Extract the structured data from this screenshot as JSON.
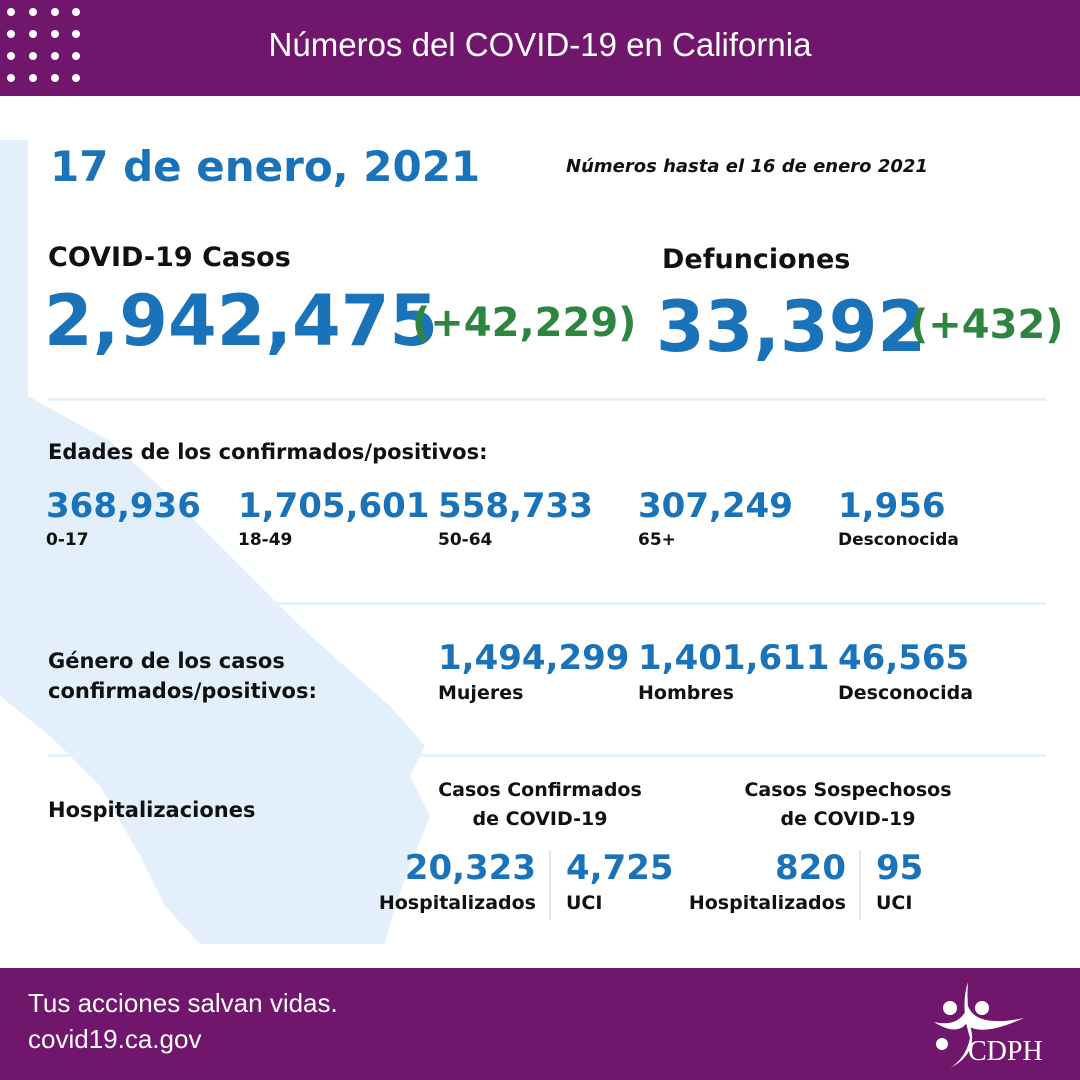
{
  "header": {
    "title": "Números del COVID-19 en California"
  },
  "date": "17 de enero, 2021",
  "as_of": "Números hasta el 16 de enero 2021",
  "cases": {
    "label": "COVID-19 Casos",
    "total": "2,942,475",
    "change": "(+42,229)"
  },
  "deaths": {
    "label": "Defunciones",
    "total": "33,392",
    "change": "(+432)"
  },
  "ages": {
    "label": "Edades de los confirmados/positivos:",
    "items": [
      {
        "value": "368,936",
        "label": "0-17"
      },
      {
        "value": "1,705,601",
        "label": "18-49"
      },
      {
        "value": "558,733",
        "label": "50-64"
      },
      {
        "value": "307,249",
        "label": "65+"
      },
      {
        "value": "1,956",
        "label": "Desconocida"
      }
    ]
  },
  "gender": {
    "label_line1": "Género de los casos",
    "label_line2": "confirmados/positivos:",
    "items": [
      {
        "value": "1,494,299",
        "label": "Mujeres"
      },
      {
        "value": "1,401,611",
        "label": "Hombres"
      },
      {
        "value": "46,565",
        "label": "Desconocida"
      }
    ]
  },
  "hosp": {
    "label": "Hospitalizaciones",
    "confirmed": {
      "title1": "Casos Confirmados",
      "title2": "de COVID-19",
      "hosp_value": "20,323",
      "hosp_label": "Hospitalizados",
      "icu_value": "4,725",
      "icu_label": "UCI"
    },
    "suspected": {
      "title1": "Casos Sospechosos",
      "title2": "de COVID-19",
      "hosp_value": "820",
      "hosp_label": "Hospitalizados",
      "icu_value": "95",
      "icu_label": "UCI"
    }
  },
  "footer": {
    "tagline": "Tus acciones salvan vidas.",
    "url": "covid19.ca.gov",
    "logo_text": "CDPH"
  },
  "colors": {
    "purple": "#71166d",
    "blue": "#1a73b8",
    "green": "#2e8540",
    "map": "#e3f0fb"
  }
}
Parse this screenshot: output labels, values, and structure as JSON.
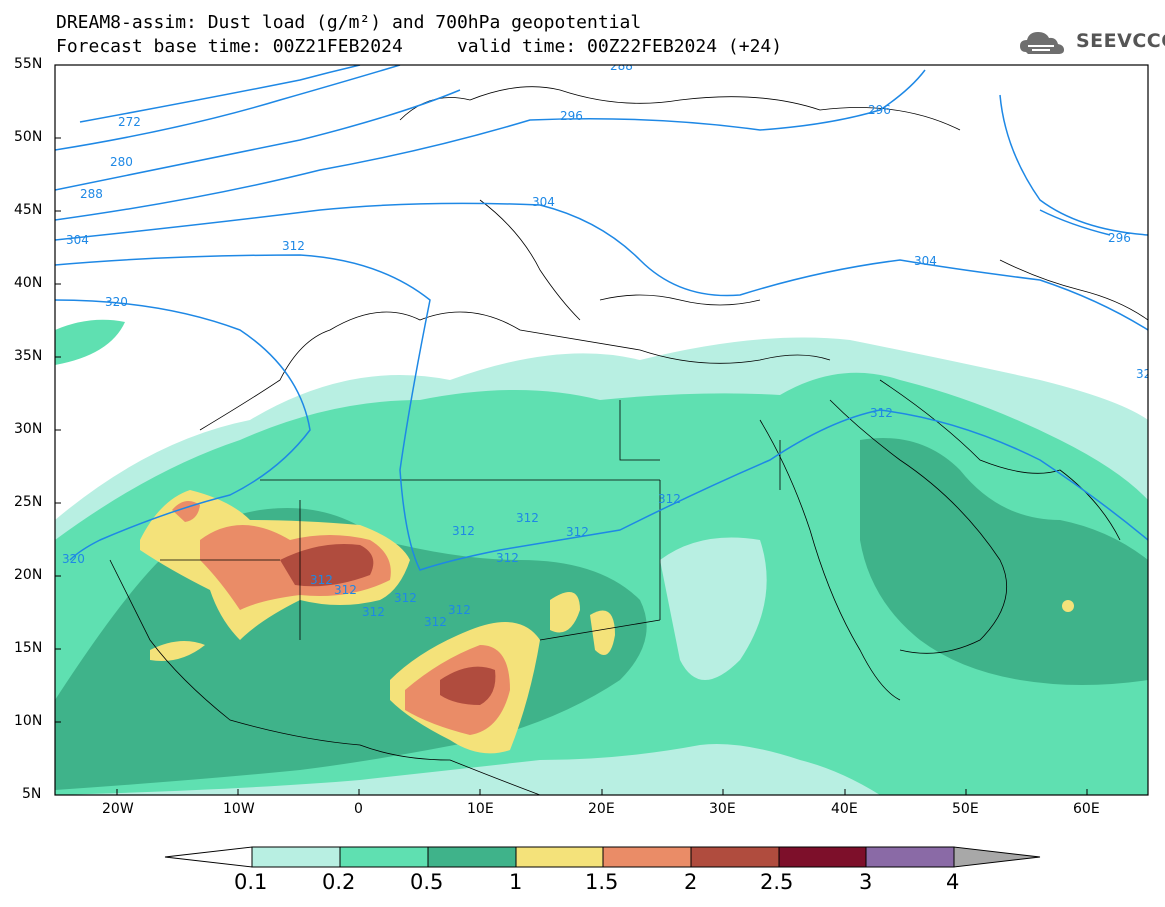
{
  "header": {
    "title_line1": "DREAM8-assim: Dust load (g/m²) and 700hPa geopotential",
    "title_line2": "Forecast base time: 00Z21FEB2024     valid time: 00Z22FEB2024 (+24)",
    "logo_text": "SEEVCCC",
    "logo_icon": "cloud-logo-icon"
  },
  "axes": {
    "lat_labels": [
      "55N",
      "50N",
      "45N",
      "40N",
      "35N",
      "30N",
      "25N",
      "20N",
      "15N",
      "10N",
      "5N"
    ],
    "lon_labels": [
      "20W",
      "10W",
      "0",
      "10E",
      "20E",
      "30E",
      "40E",
      "50E",
      "60E"
    ]
  },
  "contours": {
    "labels": [
      "288",
      "272",
      "280",
      "288",
      "296",
      "304",
      "312",
      "320",
      "296",
      "296",
      "304",
      "304",
      "312",
      "320",
      "312",
      "312",
      "312",
      "312",
      "312",
      "312",
      "312",
      "312",
      "312",
      "312",
      "296",
      "312",
      "32"
    ]
  },
  "colorbar": {
    "levels": [
      "0.1",
      "0.2",
      "0.5",
      "1",
      "1.5",
      "2",
      "2.5",
      "3",
      "4"
    ],
    "colors": [
      "#b8efe2",
      "#5fe0b1",
      "#3fb38a",
      "#f4e27a",
      "#ea8c67",
      "#b04c3e",
      "#7d0f2a",
      "#8a6aa6",
      "#a8a8a8"
    ]
  }
}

Problem requirements:
Retype the whole listing exactly and leave the pictures out.

Task response:
Extract the structured data from this screenshot as JSON.
{
  "header": {
    "title": "Números del COVID-19 en California"
  },
  "date": "17 de enero, 2021",
  "as_of": "Números hasta el 16 de enero 2021",
  "cases": {
    "label": "COVID-19 Casos",
    "total": "2,942,475",
    "change": "(+42,229)"
  },
  "deaths": {
    "label": "Defunciones",
    "total": "33,392",
    "change": "(+432)"
  },
  "ages": {
    "label": "Edades de los confirmados/positivos:",
    "items": [
      {
        "value": "368,936",
        "label": "0-17"
      },
      {
        "value": "1,705,601",
        "label": "18-49"
      },
      {
        "value": "558,733",
        "label": "50-64"
      },
      {
        "value": "307,249",
        "label": "65+"
      },
      {
        "value": "1,956",
        "label": "Desconocida"
      }
    ]
  },
  "gender": {
    "label_line1": "Género de los casos",
    "label_line2": "confirmados/positivos:",
    "items": [
      {
        "value": "1,494,299",
        "label": "Mujeres"
      },
      {
        "value": "1,401,611",
        "label": "Hombres"
      },
      {
        "value": "46,565",
        "label": "Desconocida"
      }
    ]
  },
  "hosp": {
    "label": "Hospitalizaciones",
    "confirmed": {
      "title1": "Casos Confirmados",
      "title2": "de COVID-19",
      "hosp_value": "20,323",
      "hosp_label": "Hospitalizados",
      "icu_value": "4,725",
      "icu_label": "UCI"
    },
    "suspected": {
      "title1": "Casos Sospechosos",
      "title2": "de COVID-19",
      "hosp_value": "820",
      "hosp_label": "Hospitalizados",
      "icu_value": "95",
      "icu_label": "UCI"
    }
  },
  "footer": {
    "tagline": "Tus acciones salvan vidas.",
    "url": "covid19.ca.gov",
    "logo_text": "CDPH"
  },
  "colors": {
    "purple": "#71166d",
    "blue": "#1a73b8",
    "green": "#2e8540",
    "map": "#e3f0fb"
  }
}
Parse this screenshot: output labels, values, and structure as JSON.
{
  "header": {
    "title_line1": "DREAM8-assim: Dust load (g/m²) and 700hPa geopotential",
    "title_line2": "Forecast base time: 00Z21FEB2024     valid time: 00Z22FEB2024 (+24)",
    "logo_text": "SEEVCCC",
    "logo_icon": "cloud-logo-icon"
  },
  "axes": {
    "lat_labels": [
      "55N",
      "50N",
      "45N",
      "40N",
      "35N",
      "30N",
      "25N",
      "20N",
      "15N",
      "10N",
      "5N"
    ],
    "lon_labels": [
      "20W",
      "10W",
      "0",
      "10E",
      "20E",
      "30E",
      "40E",
      "50E",
      "60E"
    ]
  },
  "contours": {
    "labels": [
      "288",
      "272",
      "280",
      "288",
      "296",
      "304",
      "312",
      "320",
      "296",
      "296",
      "304",
      "304",
      "312",
      "320",
      "312",
      "312",
      "312",
      "312",
      "312",
      "312",
      "312",
      "312",
      "312",
      "312",
      "296",
      "312",
      "32"
    ]
  },
  "colorbar": {
    "levels": [
      "0.1",
      "0.2",
      "0.5",
      "1",
      "1.5",
      "2",
      "2.5",
      "3",
      "4"
    ],
    "colors": [
      "#b8efe2",
      "#5fe0b1",
      "#3fb38a",
      "#f4e27a",
      "#ea8c67",
      "#b04c3e",
      "#7d0f2a",
      "#8a6aa6",
      "#a8a8a8"
    ]
  }
}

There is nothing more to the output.